[Begin]

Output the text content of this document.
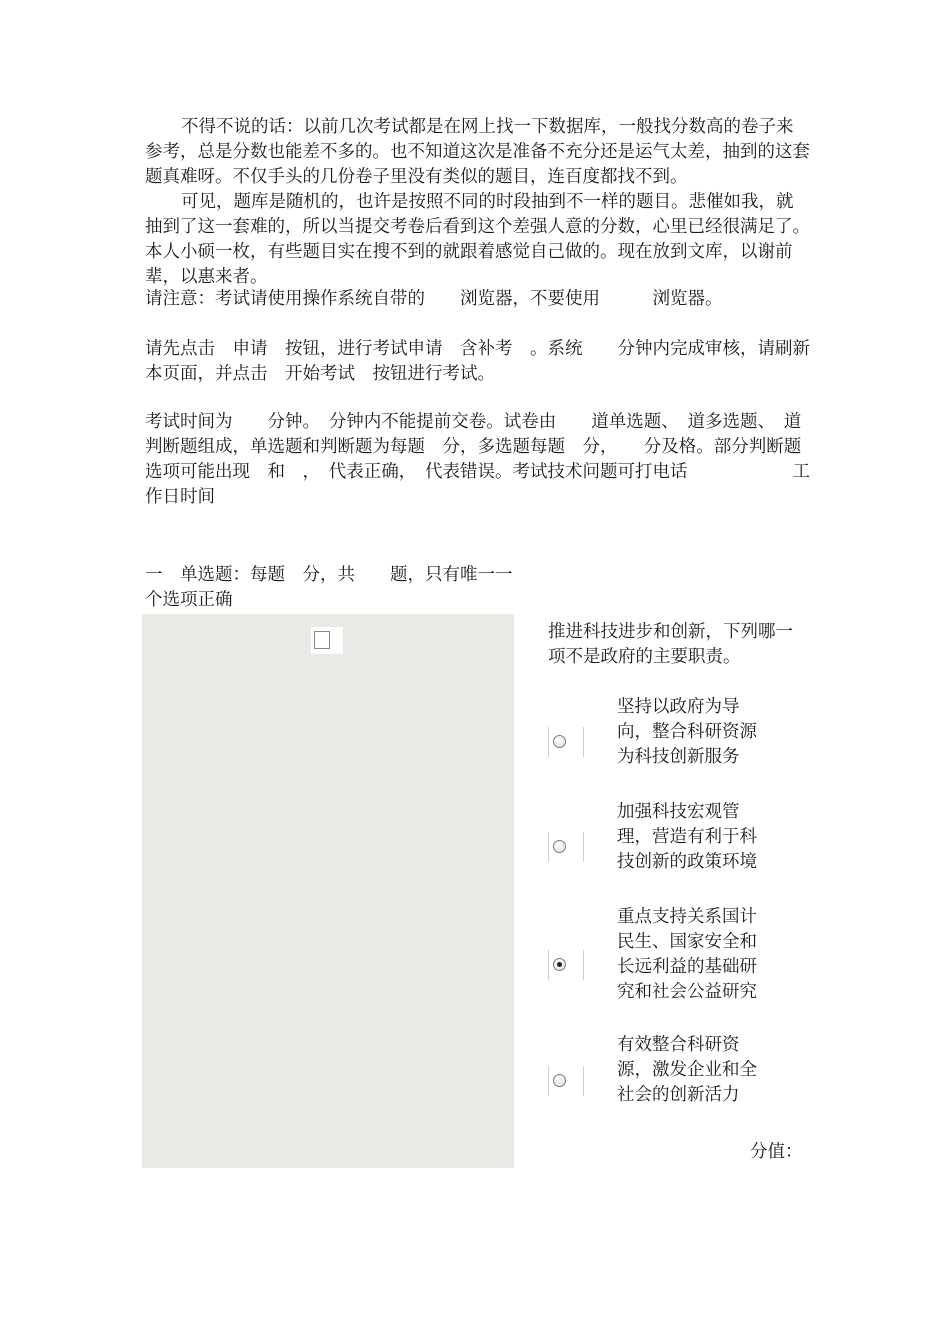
不得不说的话：以前几次考试都是在网上找一下数据库，一般找分数高的卷子来参考，总是分数也能差不多的。也不知道这次是准备不充分还是运气太差，抽到的这套题真难呀。不仅手头的几份卷子里没有类似的题目，连百度都找不到。

可见，题库是随机的，也许是按照不同的时段抽到不一样的题目。悲催如我，就抽到了这一套难的，所以当提交考卷后看到这个差强人意的分数，心里已经很满足了。本人小硕一枚，有些题目实在搜不到的就跟着感觉自己做的。现在放到文库，以谢前辈，以惠来者。

请注意：考试请使用操作系统自带的　　浏览器，不要使用　　　浏览器。

请先点击　申请　按钮，进行考试申请　含补考　。系统　　分钟内完成审核，请刷新本页面，并点击　开始考试　按钮进行考试。

考试时间为　　分钟。　分钟内不能提前交卷。试卷由　　道单选题、　道多选题、　道判断题组成，单选题和判断题为每题　分，多选题每题　分，　　分及格。部分判断题选项可能出现　和　，　代表正确，　代表错误。考试技术问题可打电话　　　　　　工作日时间

一　单选题：每题　分，共　　题，只有唯一一个选项正确

推进科技进步和创新，下列哪一项不是政府的主要职责。
坚持以政府为导向，整合科研资源为科技创新服务
加强科技宏观管理，营造有利于科技创新的政策环境
重点支持关系国计民生、国家安全和长远利益的基础研究和社会公益研究
有效整合科研资源，激发企业和全社会的创新活力
分值：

[End]

#### [THE PROBLEM]
All of the records above must be copied exactly, except for the pictures.

#### [EXERCISE ANSWER]
Output the text content of this document.
不得不说的话：以前几次考试都是在网上找一下数据库，一般找分数高的卷子来参考，总是分数也能差不多的。也不知道这次是准备不充分还是运气太差，抽到的这套题真难呀。不仅手头的几份卷子里没有类似的题目，连百度都找不到。

可见，题库是随机的，也许是按照不同的时段抽到不一样的题目。悲催如我，就抽到了这一套难的，所以当提交考卷后看到这个差强人意的分数，心里已经很满足了。本人小硕一枚，有些题目实在搜不到的就跟着感觉自己做的。现在放到文库，以谢前辈，以惠来者。

请注意：考试请使用操作系统自带的　　浏览器，不要使用　　　浏览器。

请先点击　申请　按钮，进行考试申请　含补考　。系统　　分钟内完成审核，请刷新本页面，并点击　开始考试　按钮进行考试。

考试时间为　　分钟。　分钟内不能提前交卷。试卷由　　道单选题、　道多选题、　道判断题组成，单选题和判断题为每题　分，多选题每题　分，　　分及格。部分判断题选项可能出现　和　，　代表正确，　代表错误。考试技术问题可打电话　　　　　　工作日时间

一　单选题：每题　分，共　　题，只有唯一一个选项正确

推进科技进步和创新，下列哪一项不是政府的主要职责。
坚持以政府为导向，整合科研资源为科技创新服务
加强科技宏观管理，营造有利于科技创新的政策环境
重点支持关系国计民生、国家安全和长远利益的基础研究和社会公益研究
有效整合科研资源，激发企业和全社会的创新活力
分值：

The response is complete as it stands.